= THE PROBLEM =
Transcribe the listing exactly, leaving out every picture.

= DATASET ROWS =
*-*-*

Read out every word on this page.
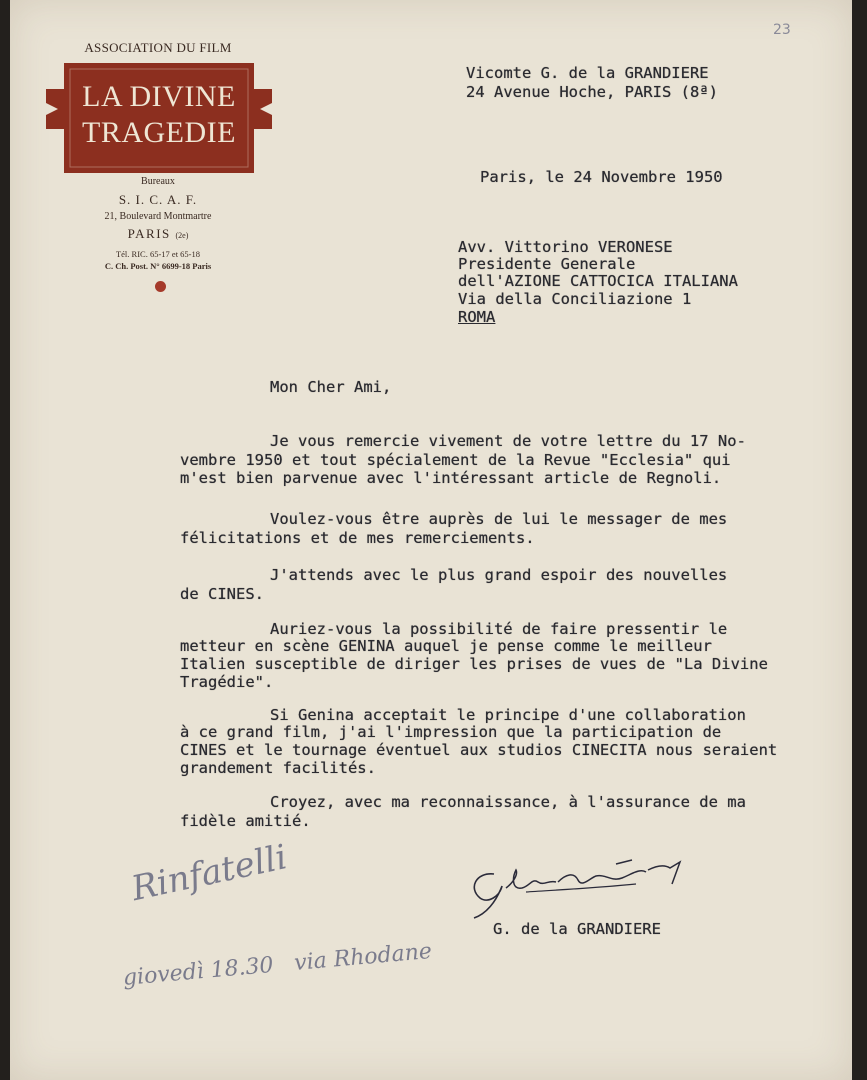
23
ASSOCIATION DU FILM
LA DIVINE
TRAGEDIE
Bureaux
S. I. C. A. F.
21, Boulevard Montmartre
PARIS (2e)
Tél. RIC. 65-17 et 65-18
C. Ch. Post. N° 6699-18 Paris
Vicomte G. de la GRANDIERE
24 Avenue Hoche, PARIS (8ª)
Paris, le 24 Novembre 1950
Avv. Vittorino VERONESE
Presidente Generale
dell'AZIONE CATTOCICA ITALIANA
Via della Conciliazione 1
ROMA
Mon Cher Ami,
Je vous remercie vivement de votre lettre du 17 No-
vembre 1950 et tout spécialement de la Revue "Ecclesia" qui
m'est bien parvenue avec l'intéressant article de Regnoli.
Voulez-vous être auprès de lui le messager de mes
félicitations et de mes remerciements.
J'attends avec le plus grand espoir des nouvelles
de CINES.
Auriez-vous la possibilité de faire pressentir le
metteur en scène GENINA auquel je pense comme le meilleur
Italien susceptible de diriger les prises de vues de "La Divine
Tragédie".
Si Genina acceptait le principe d'une collaboration
à ce grand film, j'ai l'impression que la participation de
CINES et le tournage éventuel aux studios CINECITA nous seraient
grandement facilités.
Croyez, avec ma reconnaissance, à l'assurance de ma
fidèle amitié.
G. de la GRANDIERE
Rinfatelli
giovedì 18.30   via Rhodane
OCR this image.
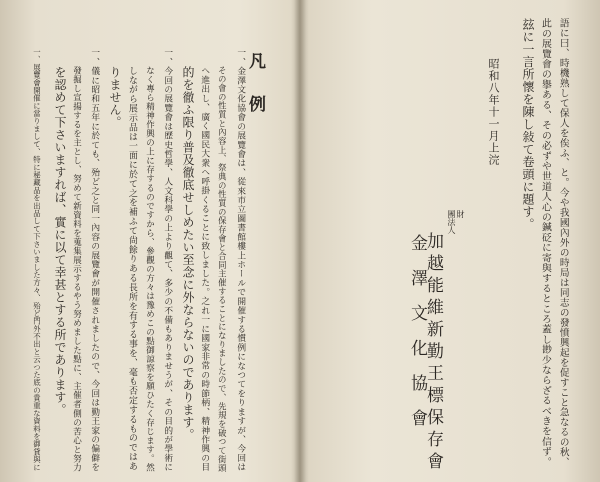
凡例
一、金澤文化協會の展覽會は、從來市立圖書館樓上ホールで開催する慣例になつてをりますが、今回は
その會の性質と內容上、祭典の性質の保存會と合同主催することになりましたので、先規を破つて街頭
へ進出し、廣く國民大衆へ呼掛くることに致しました。之れ一に國家非常の時節柄、精神作興の目
的を徹ふ限り普及徹底せしめたい至念に外ならないのであります。
一、今回の展覽會は歷史哲學、人文科學の上より觀て、多少の不備もありませうが、その目的が學術に
なく專ら精神作興の上に存するのですから、參觀の方々は豫めこの點御諒察を願ひたく存じます。然
しながら展示品は一面に於て之を補ふて尙餘りある長所を有する事を、毫も否定するものではあ
りません。
一、儀に昭和五年に於ても、殆ど之と同一內容の展覽會が開催されましたので、今回は勤王家の偏僻を
發掘し宣揚するを主とし、努めて新資料を蒐集展示するやう努めました點に、主催者側の苦心と努力
を認めて下さいますれば、實に以て幸甚とする所であります。
一、展覽會開催に當りまして、特に秘藏品を出品して下さいました方々、殆ど門外不出と云つた底の貴重な資料を御貸與に	語に曰、時機熟して保人を俟ふ、と。今や我國內外の時局は同志の發憤興起を促すこと急なるの秋、
此の展覽會の擧ある、その必ずや世道人心の鍼砭に寄與するところ蓋し尠少ならざるべきを信ず。
玆に一言所懷を陳し敍て卷頭に題す。
昭和八年十一月上浣
財
團法人
加越能維新勤王標保存會
金澤文化協會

*-*-*

= RESULT =
Read out every word on this page.
23
ASSOCIATION DU FILM
LA DIVINE
TRAGEDIE
Bureaux
S. I. C. A. F.
21, Boulevard Montmartre
PARIS (2e)
Tél. RIC. 65-17 et 65-18
C. Ch. Post. N° 6699-18 Paris
Vicomte G. de la GRANDIERE
24 Avenue Hoche, PARIS (8ª)
Paris, le 24 Novembre 1950
Avv. Vittorino VERONESE
Presidente Generale
dell'AZIONE CATTOCICA ITALIANA
Via della Conciliazione 1
ROMA
Mon Cher Ami,
Je vous remercie vivement de votre lettre du 17 No-
vembre 1950 et tout spécialement de la Revue "Ecclesia" qui
m'est bien parvenue avec l'intéressant article de Regnoli.
Voulez-vous être auprès de lui le messager de mes
félicitations et de mes remerciements.
J'attends avec le plus grand espoir des nouvelles
de CINES.
Auriez-vous la possibilité de faire pressentir le
metteur en scène GENINA auquel je pense comme le meilleur
Italien susceptible de diriger les prises de vues de "La Divine
Tragédie".
Si Genina acceptait le principe d'une collaboration
à ce grand film, j'ai l'impression que la participation de
CINES et le tournage éventuel aux studios CINECITA nous seraient
grandement facilités.
Croyez, avec ma reconnaissance, à l'assurance de ma
fidèle amitié.
G. de la GRANDIERE
Rinfatelli
giovedì 18.30   via Rhodane
OCR this image.
凡例
一、金澤文化協會の展覽會は、從來市立圖書館樓上ホールで開催する慣例になつてをりますが、今回は
その會の性質と內容上、祭典の性質の保存會と合同主催することになりましたので、先規を破つて街頭
へ進出し、廣く國民大衆へ呼掛くることに致しました。之れ一に國家非常の時節柄、精神作興の目
的を徹ふ限り普及徹底せしめたい至念に外ならないのであります。
一、今回の展覽會は歷史哲學、人文科學の上より觀て、多少の不備もありませうが、その目的が學術に
なく專ら精神作興の上に存するのですから、參觀の方々は豫めこの點御諒察を願ひたく存じます。然
しながら展示品は一面に於て之を補ふて尙餘りある長所を有する事を、毫も否定するものではあ
りません。
一、儀に昭和五年に於ても、殆ど之と同一內容の展覽會が開催されましたので、今回は勤王家の偏僻を
發掘し宣揚するを主とし、努めて新資料を蒐集展示するやう努めました點に、主催者側の苦心と努力
を認めて下さいますれば、實に以て幸甚とする所であります。
一、展覽會開催に當りまして、特に秘藏品を出品して下さいました方々、殆ど門外不出と云つた底の貴重な資料を御貸與に	語に曰、時機熟して保人を俟ふ、と。今や我國內外の時局は同志の發憤興起を促すこと急なるの秋、
此の展覽會の擧ある、その必ずや世道人心の鍼砭に寄與するところ蓋し尠少ならざるべきを信ず。
玆に一言所懷を陳し敍て卷頭に題す。
昭和八年十一月上浣
財
團法人
加越能維新勤王標保存會
金澤文化協會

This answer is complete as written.